# Task objective
Pictures in the data below are not part of the copy; transcribe everything else exactly.

**** Supplied records

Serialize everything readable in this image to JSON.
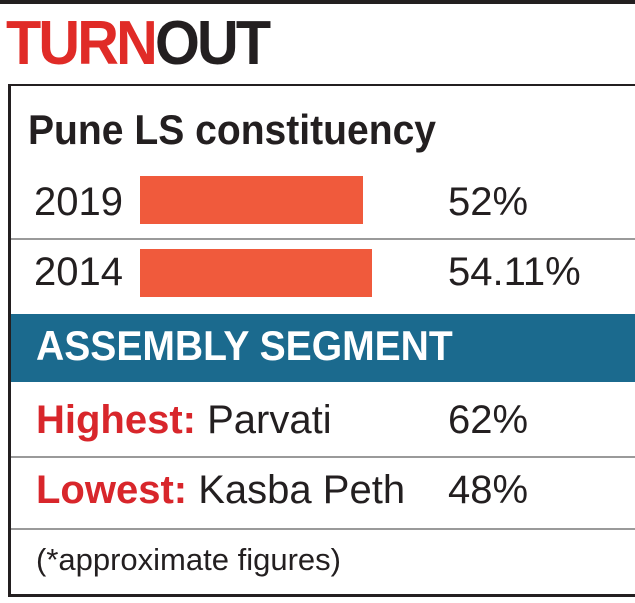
{
  "title": {
    "part1": "TURN",
    "part2": "OUT"
  },
  "chart_data": {
    "type": "bar",
    "orientation": "horizontal",
    "title": "Pune LS constituency",
    "categories": [
      "2019",
      "2014"
    ],
    "values": [
      52,
      54.11
    ],
    "value_labels": [
      "52%",
      "54.11%"
    ],
    "color": "#f05a3c",
    "grid": false
  },
  "segment": {
    "header": "ASSEMBLY SEGMENT",
    "highest": {
      "key": "Highest:",
      "name": "Parvati",
      "value": "62%"
    },
    "lowest": {
      "key": "Lowest:",
      "name": "Kasba Peth",
      "value": "48%"
    }
  },
  "footnote": "(*approximate figures)",
  "colors": {
    "accent_red": "#e02b27",
    "band_blue": "#1b6a8e",
    "bar": "#f05a3c"
  }
}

********

# Exercise response
Serialize everything readable in this image to JSON.
{
  "title": {
    "part1": "TURN",
    "part2": "OUT"
  },
  "chart_data": {
    "type": "bar",
    "orientation": "horizontal",
    "title": "Pune LS constituency",
    "categories": [
      "2019",
      "2014"
    ],
    "values": [
      52,
      54.11
    ],
    "value_labels": [
      "52%",
      "54.11%"
    ],
    "color": "#f05a3c",
    "grid": false
  },
  "segment": {
    "header": "ASSEMBLY SEGMENT",
    "highest": {
      "key": "Highest:",
      "name": "Parvati",
      "value": "62%"
    },
    "lowest": {
      "key": "Lowest:",
      "name": "Kasba Peth",
      "value": "48%"
    }
  },
  "footnote": "(*approximate figures)",
  "colors": {
    "accent_red": "#e02b27",
    "band_blue": "#1b6a8e",
    "bar": "#f05a3c"
  }
}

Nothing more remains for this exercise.